-- START OF Input material --

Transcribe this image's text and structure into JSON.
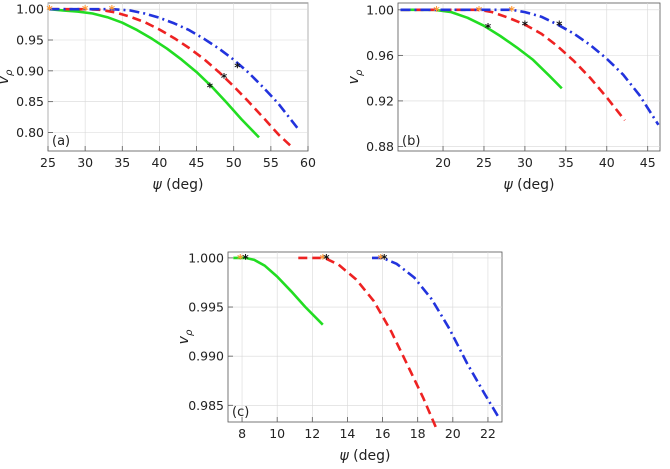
{
  "colors": {
    "green": "#22dd22",
    "red": "#ee2222",
    "blue": "#2233dd",
    "orange_marker": "#ff9933",
    "black_marker": "#111111",
    "grid": "#d8d8d8"
  },
  "chart_data": [
    {
      "panel": "(a)",
      "type": "line",
      "xlabel_symbol": "ψ",
      "xlabel_unit": "(deg)",
      "ylabel": "v_ρ",
      "xlim": [
        25,
        60
      ],
      "ylim": [
        0.77,
        1.01
      ],
      "xticks": [
        25,
        30,
        35,
        40,
        45,
        50,
        55,
        60
      ],
      "xtick_labels": [
        "25",
        "30",
        "35",
        "40",
        "45",
        "50",
        "55",
        "60"
      ],
      "yticks": [
        0.8,
        0.85,
        0.9,
        0.95,
        1.0
      ],
      "ytick_labels": [
        "0.80",
        "0.85",
        "0.90",
        "0.95",
        "1.00"
      ],
      "grid": true,
      "series": [
        {
          "color": "green",
          "style": "solid",
          "x": [
            25.2,
            27,
            29,
            31,
            33,
            35,
            37,
            39,
            41,
            43,
            45,
            47,
            49,
            51,
            53.4
          ],
          "y": [
            1.0,
            0.998,
            0.996,
            0.993,
            0.987,
            0.978,
            0.966,
            0.952,
            0.936,
            0.918,
            0.898,
            0.875,
            0.849,
            0.822,
            0.792
          ],
          "orange_star": [
            25.2,
            1.0
          ],
          "black_star": [
            46.8,
            0.875
          ]
        },
        {
          "color": "red",
          "style": "dashed",
          "x": [
            25.2,
            28,
            30,
            32,
            34,
            36,
            38,
            40,
            42,
            44,
            46,
            48,
            50,
            52,
            54,
            56,
            57.6
          ],
          "y": [
            1.0,
            1.0,
            1.0,
            0.999,
            0.995,
            0.988,
            0.979,
            0.967,
            0.953,
            0.937,
            0.919,
            0.898,
            0.875,
            0.85,
            0.824,
            0.797,
            0.779
          ],
          "orange_star": [
            30.0,
            1.0
          ],
          "black_star": [
            48.7,
            0.89
          ]
        },
        {
          "color": "blue",
          "style": "dash-dot",
          "x": [
            25.2,
            30,
            33.6,
            36,
            38,
            40,
            42,
            44,
            46,
            48,
            50,
            52,
            54,
            56,
            58.6
          ],
          "y": [
            1.0,
            1.0,
            1.0,
            0.998,
            0.993,
            0.986,
            0.977,
            0.966,
            0.952,
            0.936,
            0.918,
            0.897,
            0.873,
            0.847,
            0.807
          ],
          "orange_star": [
            33.6,
            1.0
          ],
          "black_star": [
            50.5,
            0.907
          ]
        }
      ]
    },
    {
      "panel": "(b)",
      "type": "line",
      "xlabel_symbol": "ψ",
      "xlabel_unit": "(deg)",
      "ylabel": "v_ρ",
      "xlim": [
        14.5,
        46.5
      ],
      "ylim": [
        0.876,
        1.006
      ],
      "xticks": [
        20,
        25,
        30,
        35,
        40,
        45
      ],
      "xtick_labels": [
        "20",
        "25",
        "30",
        "35",
        "40",
        "45"
      ],
      "yticks": [
        0.88,
        0.92,
        0.96,
        1.0
      ],
      "ytick_labels": [
        "0.88",
        "0.92",
        "0.96",
        "1.00"
      ],
      "grid": true,
      "series": [
        {
          "color": "green",
          "style": "solid",
          "x": [
            14.8,
            17,
            19,
            21,
            23,
            25,
            27,
            29,
            31,
            33,
            34.5
          ],
          "y": [
            1.0,
            1.0,
            1.0,
            0.998,
            0.993,
            0.986,
            0.977,
            0.967,
            0.956,
            0.942,
            0.931
          ],
          "orange_star": [
            19.2,
            1.0
          ],
          "black_star": [
            25.5,
            0.985
          ]
        },
        {
          "color": "red",
          "style": "dashed",
          "x": [
            14.8,
            20,
            24.4,
            26,
            28,
            30,
            32,
            34,
            36,
            38,
            40,
            42.2
          ],
          "y": [
            1.0,
            1.0,
            1.0,
            0.998,
            0.993,
            0.987,
            0.979,
            0.968,
            0.955,
            0.94,
            0.923,
            0.903
          ],
          "orange_star": [
            24.4,
            1.0
          ],
          "black_star": [
            30.0,
            0.987
          ]
        },
        {
          "color": "blue",
          "style": "dash-dot",
          "x": [
            14.8,
            22,
            28.4,
            30,
            32,
            34,
            36,
            38,
            40,
            42,
            44,
            46.3
          ],
          "y": [
            1.0,
            1.0,
            1.0,
            0.998,
            0.994,
            0.987,
            0.979,
            0.969,
            0.957,
            0.943,
            0.925,
            0.899
          ],
          "orange_star": [
            28.4,
            1.0
          ],
          "black_star": [
            34.2,
            0.987
          ]
        }
      ]
    },
    {
      "panel": "(c)",
      "type": "line",
      "xlabel_symbol": "ψ",
      "xlabel_unit": "(deg)",
      "ylabel": "v_ρ",
      "xlim": [
        7.2,
        22.8
      ],
      "ylim": [
        0.9833,
        1.0006
      ],
      "xticks": [
        8,
        10,
        12,
        14,
        16,
        18,
        20,
        22
      ],
      "xtick_labels": [
        "8",
        "10",
        "12",
        "14",
        "16",
        "18",
        "20",
        "22"
      ],
      "yticks": [
        0.985,
        0.99,
        0.995,
        1.0
      ],
      "ytick_labels": [
        "0.985",
        "0.990",
        "0.995",
        "1.000"
      ],
      "grid": true,
      "series": [
        {
          "color": "green",
          "style": "solid",
          "x": [
            7.5,
            8.2,
            8.7,
            9.3,
            10.0,
            10.8,
            11.6,
            12.6
          ],
          "y": [
            1.0,
            1.0,
            0.9998,
            0.9992,
            0.9981,
            0.9966,
            0.995,
            0.9932
          ],
          "orange_star": [
            7.9,
            1.0
          ],
          "black_star": [
            8.2,
            1.0
          ]
        },
        {
          "color": "red",
          "style": "dashed",
          "x": [
            11.2,
            12.0,
            12.7,
            13.5,
            14.5,
            15.5,
            16.5,
            17.5,
            18.3,
            19.1
          ],
          "y": [
            1.0,
            1.0,
            1.0,
            0.9993,
            0.9978,
            0.9956,
            0.9925,
            0.9888,
            0.9858,
            0.9825
          ],
          "orange_star": [
            12.6,
            1.0
          ],
          "black_star": [
            12.8,
            1.0
          ]
        },
        {
          "color": "blue",
          "style": "dash-dot",
          "x": [
            15.4,
            16.0,
            16.8,
            17.8,
            18.8,
            19.8,
            20.8,
            21.8,
            22.6
          ],
          "y": [
            1.0,
            1.0,
            0.9994,
            0.998,
            0.9958,
            0.9928,
            0.9893,
            0.9862,
            0.9838
          ],
          "orange_star": [
            15.9,
            1.0
          ],
          "black_star": [
            16.1,
            1.0
          ]
        }
      ]
    }
  ]
}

-- END OF Input material --

* Instruction
Reproduce every entry word for word, but skip any pictures.

* Output of the task
Transcribe this image's text and structure into JSON.
{
  "colors": {
    "green": "#22dd22",
    "red": "#ee2222",
    "blue": "#2233dd",
    "orange_marker": "#ff9933",
    "black_marker": "#111111",
    "grid": "#d8d8d8"
  },
  "chart_data": [
    {
      "panel": "(a)",
      "type": "line",
      "xlabel_symbol": "ψ",
      "xlabel_unit": "(deg)",
      "ylabel": "v_ρ",
      "xlim": [
        25,
        60
      ],
      "ylim": [
        0.77,
        1.01
      ],
      "xticks": [
        25,
        30,
        35,
        40,
        45,
        50,
        55,
        60
      ],
      "xtick_labels": [
        "25",
        "30",
        "35",
        "40",
        "45",
        "50",
        "55",
        "60"
      ],
      "yticks": [
        0.8,
        0.85,
        0.9,
        0.95,
        1.0
      ],
      "ytick_labels": [
        "0.80",
        "0.85",
        "0.90",
        "0.95",
        "1.00"
      ],
      "grid": true,
      "series": [
        {
          "color": "green",
          "style": "solid",
          "x": [
            25.2,
            27,
            29,
            31,
            33,
            35,
            37,
            39,
            41,
            43,
            45,
            47,
            49,
            51,
            53.4
          ],
          "y": [
            1.0,
            0.998,
            0.996,
            0.993,
            0.987,
            0.978,
            0.966,
            0.952,
            0.936,
            0.918,
            0.898,
            0.875,
            0.849,
            0.822,
            0.792
          ],
          "orange_star": [
            25.2,
            1.0
          ],
          "black_star": [
            46.8,
            0.875
          ]
        },
        {
          "color": "red",
          "style": "dashed",
          "x": [
            25.2,
            28,
            30,
            32,
            34,
            36,
            38,
            40,
            42,
            44,
            46,
            48,
            50,
            52,
            54,
            56,
            57.6
          ],
          "y": [
            1.0,
            1.0,
            1.0,
            0.999,
            0.995,
            0.988,
            0.979,
            0.967,
            0.953,
            0.937,
            0.919,
            0.898,
            0.875,
            0.85,
            0.824,
            0.797,
            0.779
          ],
          "orange_star": [
            30.0,
            1.0
          ],
          "black_star": [
            48.7,
            0.89
          ]
        },
        {
          "color": "blue",
          "style": "dash-dot",
          "x": [
            25.2,
            30,
            33.6,
            36,
            38,
            40,
            42,
            44,
            46,
            48,
            50,
            52,
            54,
            56,
            58.6
          ],
          "y": [
            1.0,
            1.0,
            1.0,
            0.998,
            0.993,
            0.986,
            0.977,
            0.966,
            0.952,
            0.936,
            0.918,
            0.897,
            0.873,
            0.847,
            0.807
          ],
          "orange_star": [
            33.6,
            1.0
          ],
          "black_star": [
            50.5,
            0.907
          ]
        }
      ]
    },
    {
      "panel": "(b)",
      "type": "line",
      "xlabel_symbol": "ψ",
      "xlabel_unit": "(deg)",
      "ylabel": "v_ρ",
      "xlim": [
        14.5,
        46.5
      ],
      "ylim": [
        0.876,
        1.006
      ],
      "xticks": [
        20,
        25,
        30,
        35,
        40,
        45
      ],
      "xtick_labels": [
        "20",
        "25",
        "30",
        "35",
        "40",
        "45"
      ],
      "yticks": [
        0.88,
        0.92,
        0.96,
        1.0
      ],
      "ytick_labels": [
        "0.88",
        "0.92",
        "0.96",
        "1.00"
      ],
      "grid": true,
      "series": [
        {
          "color": "green",
          "style": "solid",
          "x": [
            14.8,
            17,
            19,
            21,
            23,
            25,
            27,
            29,
            31,
            33,
            34.5
          ],
          "y": [
            1.0,
            1.0,
            1.0,
            0.998,
            0.993,
            0.986,
            0.977,
            0.967,
            0.956,
            0.942,
            0.931
          ],
          "orange_star": [
            19.2,
            1.0
          ],
          "black_star": [
            25.5,
            0.985
          ]
        },
        {
          "color": "red",
          "style": "dashed",
          "x": [
            14.8,
            20,
            24.4,
            26,
            28,
            30,
            32,
            34,
            36,
            38,
            40,
            42.2
          ],
          "y": [
            1.0,
            1.0,
            1.0,
            0.998,
            0.993,
            0.987,
            0.979,
            0.968,
            0.955,
            0.94,
            0.923,
            0.903
          ],
          "orange_star": [
            24.4,
            1.0
          ],
          "black_star": [
            30.0,
            0.987
          ]
        },
        {
          "color": "blue",
          "style": "dash-dot",
          "x": [
            14.8,
            22,
            28.4,
            30,
            32,
            34,
            36,
            38,
            40,
            42,
            44,
            46.3
          ],
          "y": [
            1.0,
            1.0,
            1.0,
            0.998,
            0.994,
            0.987,
            0.979,
            0.969,
            0.957,
            0.943,
            0.925,
            0.899
          ],
          "orange_star": [
            28.4,
            1.0
          ],
          "black_star": [
            34.2,
            0.987
          ]
        }
      ]
    },
    {
      "panel": "(c)",
      "type": "line",
      "xlabel_symbol": "ψ",
      "xlabel_unit": "(deg)",
      "ylabel": "v_ρ",
      "xlim": [
        7.2,
        22.8
      ],
      "ylim": [
        0.9833,
        1.0006
      ],
      "xticks": [
        8,
        10,
        12,
        14,
        16,
        18,
        20,
        22
      ],
      "xtick_labels": [
        "8",
        "10",
        "12",
        "14",
        "16",
        "18",
        "20",
        "22"
      ],
      "yticks": [
        0.985,
        0.99,
        0.995,
        1.0
      ],
      "ytick_labels": [
        "0.985",
        "0.990",
        "0.995",
        "1.000"
      ],
      "grid": true,
      "series": [
        {
          "color": "green",
          "style": "solid",
          "x": [
            7.5,
            8.2,
            8.7,
            9.3,
            10.0,
            10.8,
            11.6,
            12.6
          ],
          "y": [
            1.0,
            1.0,
            0.9998,
            0.9992,
            0.9981,
            0.9966,
            0.995,
            0.9932
          ],
          "orange_star": [
            7.9,
            1.0
          ],
          "black_star": [
            8.2,
            1.0
          ]
        },
        {
          "color": "red",
          "style": "dashed",
          "x": [
            11.2,
            12.0,
            12.7,
            13.5,
            14.5,
            15.5,
            16.5,
            17.5,
            18.3,
            19.1
          ],
          "y": [
            1.0,
            1.0,
            1.0,
            0.9993,
            0.9978,
            0.9956,
            0.9925,
            0.9888,
            0.9858,
            0.9825
          ],
          "orange_star": [
            12.6,
            1.0
          ],
          "black_star": [
            12.8,
            1.0
          ]
        },
        {
          "color": "blue",
          "style": "dash-dot",
          "x": [
            15.4,
            16.0,
            16.8,
            17.8,
            18.8,
            19.8,
            20.8,
            21.8,
            22.6
          ],
          "y": [
            1.0,
            1.0,
            0.9994,
            0.998,
            0.9958,
            0.9928,
            0.9893,
            0.9862,
            0.9838
          ],
          "orange_star": [
            15.9,
            1.0
          ],
          "black_star": [
            16.1,
            1.0
          ]
        }
      ]
    }
  ]
}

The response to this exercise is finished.